INSTRUCTION
Exact reproduction of the data is required, with images excluded.

MATERIALS PROVIDED
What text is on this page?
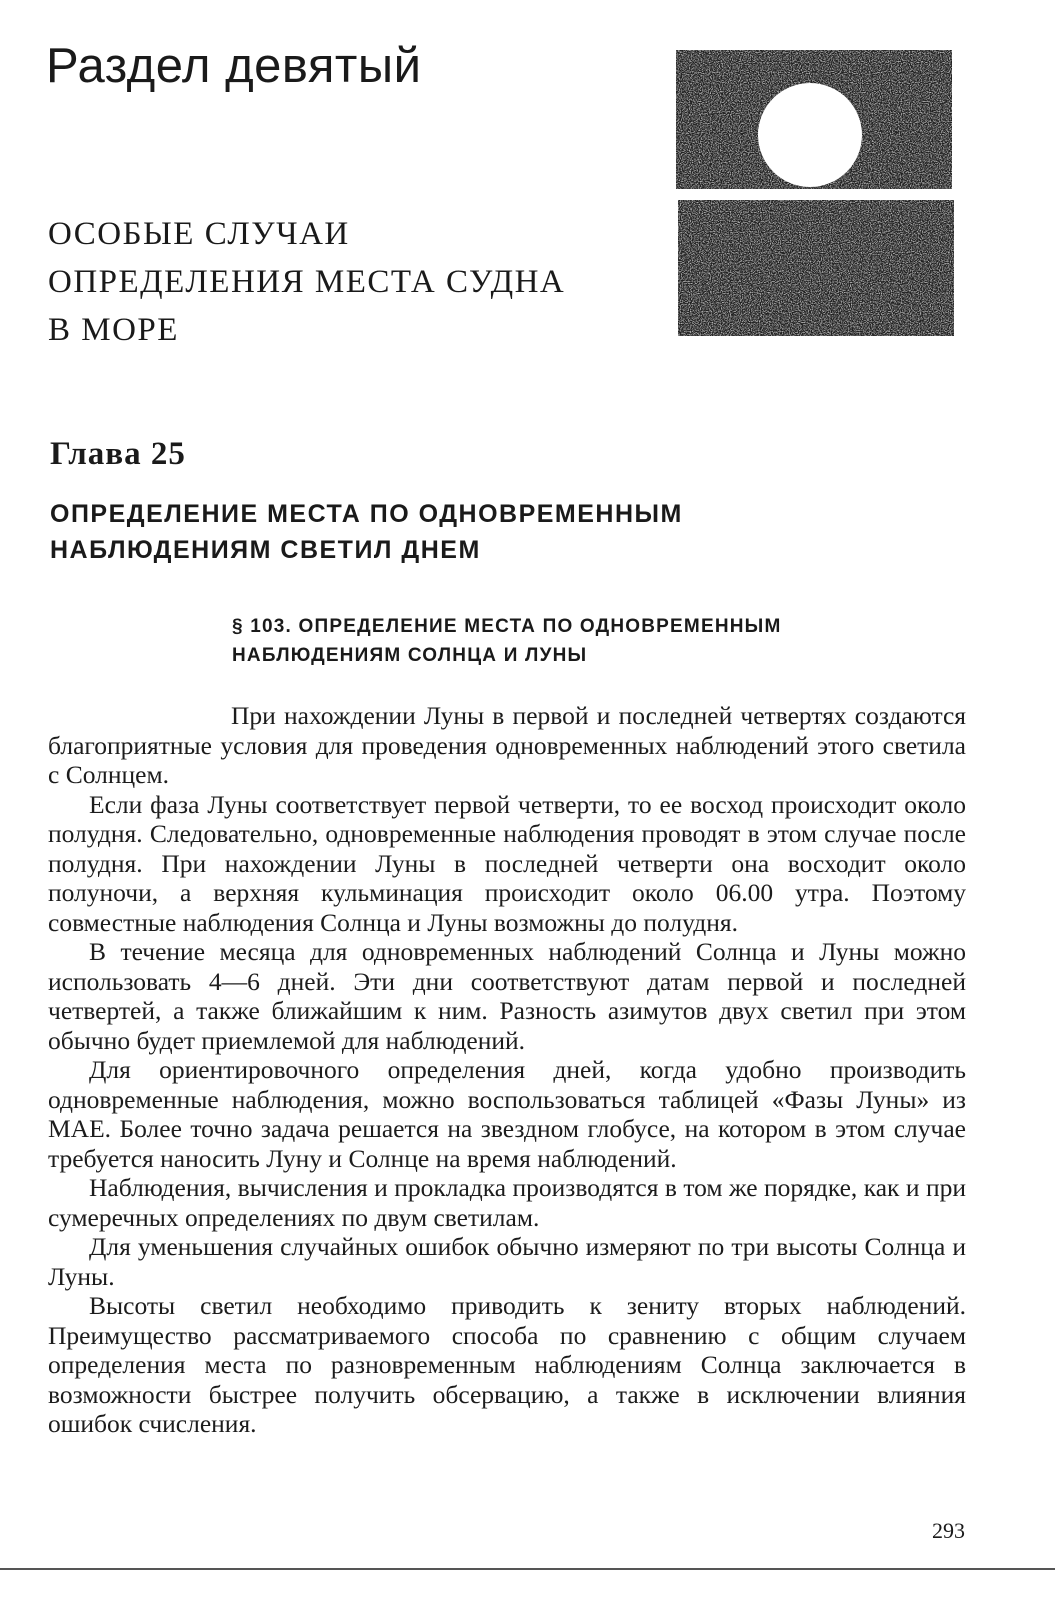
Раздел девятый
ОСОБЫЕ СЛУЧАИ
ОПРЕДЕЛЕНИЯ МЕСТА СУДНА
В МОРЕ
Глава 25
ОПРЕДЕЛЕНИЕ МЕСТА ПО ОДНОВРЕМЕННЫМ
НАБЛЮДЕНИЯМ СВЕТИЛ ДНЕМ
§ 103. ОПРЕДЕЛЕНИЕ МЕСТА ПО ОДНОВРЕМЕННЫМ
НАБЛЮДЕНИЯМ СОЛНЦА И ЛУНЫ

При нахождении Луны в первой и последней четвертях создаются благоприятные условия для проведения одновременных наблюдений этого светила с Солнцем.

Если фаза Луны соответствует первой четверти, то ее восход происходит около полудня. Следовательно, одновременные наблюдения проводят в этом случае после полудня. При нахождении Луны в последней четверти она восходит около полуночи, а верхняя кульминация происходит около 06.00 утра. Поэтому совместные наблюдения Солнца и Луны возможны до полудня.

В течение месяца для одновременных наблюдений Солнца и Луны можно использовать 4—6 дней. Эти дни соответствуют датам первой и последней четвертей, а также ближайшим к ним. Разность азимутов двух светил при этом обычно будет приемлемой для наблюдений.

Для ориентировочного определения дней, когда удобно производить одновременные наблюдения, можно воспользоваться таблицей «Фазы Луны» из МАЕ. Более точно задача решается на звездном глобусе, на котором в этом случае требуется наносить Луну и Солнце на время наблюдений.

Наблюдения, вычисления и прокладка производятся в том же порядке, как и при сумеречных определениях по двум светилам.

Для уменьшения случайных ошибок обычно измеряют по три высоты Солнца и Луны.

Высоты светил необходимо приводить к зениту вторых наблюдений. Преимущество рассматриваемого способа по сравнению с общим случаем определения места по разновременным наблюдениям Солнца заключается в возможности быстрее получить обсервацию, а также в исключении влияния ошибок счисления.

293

EXERCISE RESPONSE
What text is on this page?
Раздел девятый
ОСОБЫЕ СЛУЧАИ
ОПРЕДЕЛЕНИЯ МЕСТА СУДНА
В МОРЕ
Глава 25
ОПРЕДЕЛЕНИЕ МЕСТА ПО ОДНОВРЕМЕННЫМ
НАБЛЮДЕНИЯМ СВЕТИЛ ДНЕМ
§ 103. ОПРЕДЕЛЕНИЕ МЕСТА ПО ОДНОВРЕМЕННЫМ
НАБЛЮДЕНИЯМ СОЛНЦА И ЛУНЫ

При нахождении Луны в первой и последней четвертях создаются благоприятные условия для проведения одновременных наблюдений этого светила с Солнцем.

Если фаза Луны соответствует первой четверти, то ее восход происходит около полудня. Следовательно, одновременные наблюдения проводят в этом случае после полудня. При нахождении Луны в последней четверти она восходит около полуночи, а верхняя кульминация происходит около 06.00 утра. Поэтому совместные наблюдения Солнца и Луны возможны до полудня.

В течение месяца для одновременных наблюдений Солнца и Луны можно использовать 4—6 дней. Эти дни соответствуют датам первой и последней четвертей, а также ближайшим к ним. Разность азимутов двух светил при этом обычно будет приемлемой для наблюдений.

Для ориентировочного определения дней, когда удобно производить одновременные наблюдения, можно воспользоваться таблицей «Фазы Луны» из МАЕ. Более точно задача решается на звездном глобусе, на котором в этом случае требуется наносить Луну и Солнце на время наблюдений.

Наблюдения, вычисления и прокладка производятся в том же порядке, как и при сумеречных определениях по двум светилам.

Для уменьшения случайных ошибок обычно измеряют по три высоты Солнца и Луны.

Высоты светил необходимо приводить к зениту вторых наблюдений. Преимущество рассматриваемого способа по сравнению с общим случаем определения места по разновременным наблюдениям Солнца заключается в возможности быстрее получить обсервацию, а также в исключении влияния ошибок счисления.

293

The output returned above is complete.